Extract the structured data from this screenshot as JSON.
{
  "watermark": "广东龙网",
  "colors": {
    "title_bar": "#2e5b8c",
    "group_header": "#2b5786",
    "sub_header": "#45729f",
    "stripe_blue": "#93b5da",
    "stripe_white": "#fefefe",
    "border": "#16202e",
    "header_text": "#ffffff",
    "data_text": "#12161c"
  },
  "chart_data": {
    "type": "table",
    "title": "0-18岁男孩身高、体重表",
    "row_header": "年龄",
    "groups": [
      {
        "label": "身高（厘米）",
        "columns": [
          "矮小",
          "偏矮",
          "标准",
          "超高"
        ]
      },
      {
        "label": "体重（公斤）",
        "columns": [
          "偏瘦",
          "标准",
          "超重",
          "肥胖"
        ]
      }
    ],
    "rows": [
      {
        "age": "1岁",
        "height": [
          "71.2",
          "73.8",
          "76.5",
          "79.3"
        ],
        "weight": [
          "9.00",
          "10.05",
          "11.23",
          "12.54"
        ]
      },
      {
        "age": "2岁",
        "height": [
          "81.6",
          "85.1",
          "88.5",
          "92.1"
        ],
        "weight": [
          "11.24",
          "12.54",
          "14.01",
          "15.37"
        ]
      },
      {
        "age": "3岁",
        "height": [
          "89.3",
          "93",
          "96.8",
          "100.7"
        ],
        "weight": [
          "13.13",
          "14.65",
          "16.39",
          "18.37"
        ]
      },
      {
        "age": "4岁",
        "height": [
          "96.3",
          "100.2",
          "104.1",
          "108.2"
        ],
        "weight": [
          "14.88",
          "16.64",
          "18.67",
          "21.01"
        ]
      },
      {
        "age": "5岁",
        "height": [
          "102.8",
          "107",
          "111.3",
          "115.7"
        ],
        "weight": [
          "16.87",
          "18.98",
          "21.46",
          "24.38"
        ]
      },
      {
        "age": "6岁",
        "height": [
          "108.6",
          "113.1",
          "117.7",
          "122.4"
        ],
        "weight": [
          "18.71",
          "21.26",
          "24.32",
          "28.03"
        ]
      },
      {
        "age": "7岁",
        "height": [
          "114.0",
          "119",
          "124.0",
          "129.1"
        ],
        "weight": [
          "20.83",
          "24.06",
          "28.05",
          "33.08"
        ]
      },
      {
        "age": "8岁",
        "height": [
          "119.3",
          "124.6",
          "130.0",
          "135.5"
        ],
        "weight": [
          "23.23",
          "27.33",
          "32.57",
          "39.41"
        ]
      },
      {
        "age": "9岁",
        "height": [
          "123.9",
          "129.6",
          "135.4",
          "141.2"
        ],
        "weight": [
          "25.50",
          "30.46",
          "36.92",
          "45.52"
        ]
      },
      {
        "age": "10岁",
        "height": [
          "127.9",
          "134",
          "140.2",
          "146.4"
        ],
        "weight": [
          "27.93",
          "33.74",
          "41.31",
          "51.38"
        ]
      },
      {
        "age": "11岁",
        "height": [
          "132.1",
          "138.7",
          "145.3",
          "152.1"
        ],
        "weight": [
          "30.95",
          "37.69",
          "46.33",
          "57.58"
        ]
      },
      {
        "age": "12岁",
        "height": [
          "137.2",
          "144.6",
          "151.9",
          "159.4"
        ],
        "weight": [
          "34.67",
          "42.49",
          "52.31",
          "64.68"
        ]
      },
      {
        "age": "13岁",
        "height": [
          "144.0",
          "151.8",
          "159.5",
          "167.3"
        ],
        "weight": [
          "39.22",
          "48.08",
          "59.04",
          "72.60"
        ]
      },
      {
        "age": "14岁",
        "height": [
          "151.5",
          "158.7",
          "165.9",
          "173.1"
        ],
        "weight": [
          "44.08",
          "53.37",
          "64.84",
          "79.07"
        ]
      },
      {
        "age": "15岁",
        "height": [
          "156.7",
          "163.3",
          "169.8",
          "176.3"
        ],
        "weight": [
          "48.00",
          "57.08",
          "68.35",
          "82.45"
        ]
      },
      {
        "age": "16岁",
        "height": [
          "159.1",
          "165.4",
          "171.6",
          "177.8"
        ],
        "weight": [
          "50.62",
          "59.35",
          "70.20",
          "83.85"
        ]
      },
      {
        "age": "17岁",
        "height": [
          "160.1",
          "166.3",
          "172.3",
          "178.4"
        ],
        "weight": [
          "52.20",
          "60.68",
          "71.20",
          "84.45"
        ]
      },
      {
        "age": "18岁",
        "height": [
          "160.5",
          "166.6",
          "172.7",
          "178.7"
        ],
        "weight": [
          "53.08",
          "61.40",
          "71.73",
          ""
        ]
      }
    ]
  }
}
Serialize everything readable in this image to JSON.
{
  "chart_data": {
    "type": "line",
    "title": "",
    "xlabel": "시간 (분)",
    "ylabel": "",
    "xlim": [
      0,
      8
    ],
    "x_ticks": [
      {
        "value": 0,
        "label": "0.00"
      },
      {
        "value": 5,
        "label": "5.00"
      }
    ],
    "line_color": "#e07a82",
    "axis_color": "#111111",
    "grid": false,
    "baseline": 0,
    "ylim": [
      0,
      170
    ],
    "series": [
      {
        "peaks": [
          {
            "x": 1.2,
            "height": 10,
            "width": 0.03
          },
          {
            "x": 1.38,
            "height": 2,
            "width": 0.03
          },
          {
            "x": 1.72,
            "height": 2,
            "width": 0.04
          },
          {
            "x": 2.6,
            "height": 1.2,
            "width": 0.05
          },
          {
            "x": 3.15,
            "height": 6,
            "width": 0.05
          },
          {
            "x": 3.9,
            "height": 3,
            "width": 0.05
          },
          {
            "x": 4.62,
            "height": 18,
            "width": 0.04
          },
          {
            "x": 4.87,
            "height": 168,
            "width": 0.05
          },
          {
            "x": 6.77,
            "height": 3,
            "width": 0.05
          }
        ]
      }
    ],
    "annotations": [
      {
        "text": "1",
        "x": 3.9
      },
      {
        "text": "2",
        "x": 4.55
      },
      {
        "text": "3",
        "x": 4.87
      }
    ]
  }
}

- Do this -
Repeat back the data above, exact to the last character.

- Answer to this problem -
Extract the structured data from this screenshot as JSON.
{
  "watermark": "广东龙网",
  "colors": {
    "title_bar": "#2e5b8c",
    "group_header": "#2b5786",
    "sub_header": "#45729f",
    "stripe_blue": "#93b5da",
    "stripe_white": "#fefefe",
    "border": "#16202e",
    "header_text": "#ffffff",
    "data_text": "#12161c"
  },
  "chart_data": {
    "type": "table",
    "title": "0-18岁男孩身高、体重表",
    "row_header": "年龄",
    "groups": [
      {
        "label": "身高（厘米）",
        "columns": [
          "矮小",
          "偏矮",
          "标准",
          "超高"
        ]
      },
      {
        "label": "体重（公斤）",
        "columns": [
          "偏瘦",
          "标准",
          "超重",
          "肥胖"
        ]
      }
    ],
    "rows": [
      {
        "age": "1岁",
        "height": [
          "71.2",
          "73.8",
          "76.5",
          "79.3"
        ],
        "weight": [
          "9.00",
          "10.05",
          "11.23",
          "12.54"
        ]
      },
      {
        "age": "2岁",
        "height": [
          "81.6",
          "85.1",
          "88.5",
          "92.1"
        ],
        "weight": [
          "11.24",
          "12.54",
          "14.01",
          "15.37"
        ]
      },
      {
        "age": "3岁",
        "height": [
          "89.3",
          "93",
          "96.8",
          "100.7"
        ],
        "weight": [
          "13.13",
          "14.65",
          "16.39",
          "18.37"
        ]
      },
      {
        "age": "4岁",
        "height": [
          "96.3",
          "100.2",
          "104.1",
          "108.2"
        ],
        "weight": [
          "14.88",
          "16.64",
          "18.67",
          "21.01"
        ]
      },
      {
        "age": "5岁",
        "height": [
          "102.8",
          "107",
          "111.3",
          "115.7"
        ],
        "weight": [
          "16.87",
          "18.98",
          "21.46",
          "24.38"
        ]
      },
      {
        "age": "6岁",
        "height": [
          "108.6",
          "113.1",
          "117.7",
          "122.4"
        ],
        "weight": [
          "18.71",
          "21.26",
          "24.32",
          "28.03"
        ]
      },
      {
        "age": "7岁",
        "height": [
          "114.0",
          "119",
          "124.0",
          "129.1"
        ],
        "weight": [
          "20.83",
          "24.06",
          "28.05",
          "33.08"
        ]
      },
      {
        "age": "8岁",
        "height": [
          "119.3",
          "124.6",
          "130.0",
          "135.5"
        ],
        "weight": [
          "23.23",
          "27.33",
          "32.57",
          "39.41"
        ]
      },
      {
        "age": "9岁",
        "height": [
          "123.9",
          "129.6",
          "135.4",
          "141.2"
        ],
        "weight": [
          "25.50",
          "30.46",
          "36.92",
          "45.52"
        ]
      },
      {
        "age": "10岁",
        "height": [
          "127.9",
          "134",
          "140.2",
          "146.4"
        ],
        "weight": [
          "27.93",
          "33.74",
          "41.31",
          "51.38"
        ]
      },
      {
        "age": "11岁",
        "height": [
          "132.1",
          "138.7",
          "145.3",
          "152.1"
        ],
        "weight": [
          "30.95",
          "37.69",
          "46.33",
          "57.58"
        ]
      },
      {
        "age": "12岁",
        "height": [
          "137.2",
          "144.6",
          "151.9",
          "159.4"
        ],
        "weight": [
          "34.67",
          "42.49",
          "52.31",
          "64.68"
        ]
      },
      {
        "age": "13岁",
        "height": [
          "144.0",
          "151.8",
          "159.5",
          "167.3"
        ],
        "weight": [
          "39.22",
          "48.08",
          "59.04",
          "72.60"
        ]
      },
      {
        "age": "14岁",
        "height": [
          "151.5",
          "158.7",
          "165.9",
          "173.1"
        ],
        "weight": [
          "44.08",
          "53.37",
          "64.84",
          "79.07"
        ]
      },
      {
        "age": "15岁",
        "height": [
          "156.7",
          "163.3",
          "169.8",
          "176.3"
        ],
        "weight": [
          "48.00",
          "57.08",
          "68.35",
          "82.45"
        ]
      },
      {
        "age": "16岁",
        "height": [
          "159.1",
          "165.4",
          "171.6",
          "177.8"
        ],
        "weight": [
          "50.62",
          "59.35",
          "70.20",
          "83.85"
        ]
      },
      {
        "age": "17岁",
        "height": [
          "160.1",
          "166.3",
          "172.3",
          "178.4"
        ],
        "weight": [
          "52.20",
          "60.68",
          "71.20",
          "84.45"
        ]
      },
      {
        "age": "18岁",
        "height": [
          "160.5",
          "166.6",
          "172.7",
          "178.7"
        ],
        "weight": [
          "53.08",
          "61.40",
          "71.73",
          ""
        ]
      }
    ]
  }
}
Serialize everything readable in this image to JSON.
{
  "chart_data": {
    "type": "line",
    "title": "",
    "xlabel": "시간 (분)",
    "ylabel": "",
    "xlim": [
      0,
      8
    ],
    "x_ticks": [
      {
        "value": 0,
        "label": "0.00"
      },
      {
        "value": 5,
        "label": "5.00"
      }
    ],
    "line_color": "#e07a82",
    "axis_color": "#111111",
    "grid": false,
    "baseline": 0,
    "ylim": [
      0,
      170
    ],
    "series": [
      {
        "peaks": [
          {
            "x": 1.2,
            "height": 10,
            "width": 0.03
          },
          {
            "x": 1.38,
            "height": 2,
            "width": 0.03
          },
          {
            "x": 1.72,
            "height": 2,
            "width": 0.04
          },
          {
            "x": 2.6,
            "height": 1.2,
            "width": 0.05
          },
          {
            "x": 3.15,
            "height": 6,
            "width": 0.05
          },
          {
            "x": 3.9,
            "height": 3,
            "width": 0.05
          },
          {
            "x": 4.62,
            "height": 18,
            "width": 0.04
          },
          {
            "x": 4.87,
            "height": 168,
            "width": 0.05
          },
          {
            "x": 6.77,
            "height": 3,
            "width": 0.05
          }
        ]
      }
    ],
    "annotations": [
      {
        "text": "1",
        "x": 3.9
      },
      {
        "text": "2",
        "x": 4.55
      },
      {
        "text": "3",
        "x": 4.87
      }
    ]
  }
}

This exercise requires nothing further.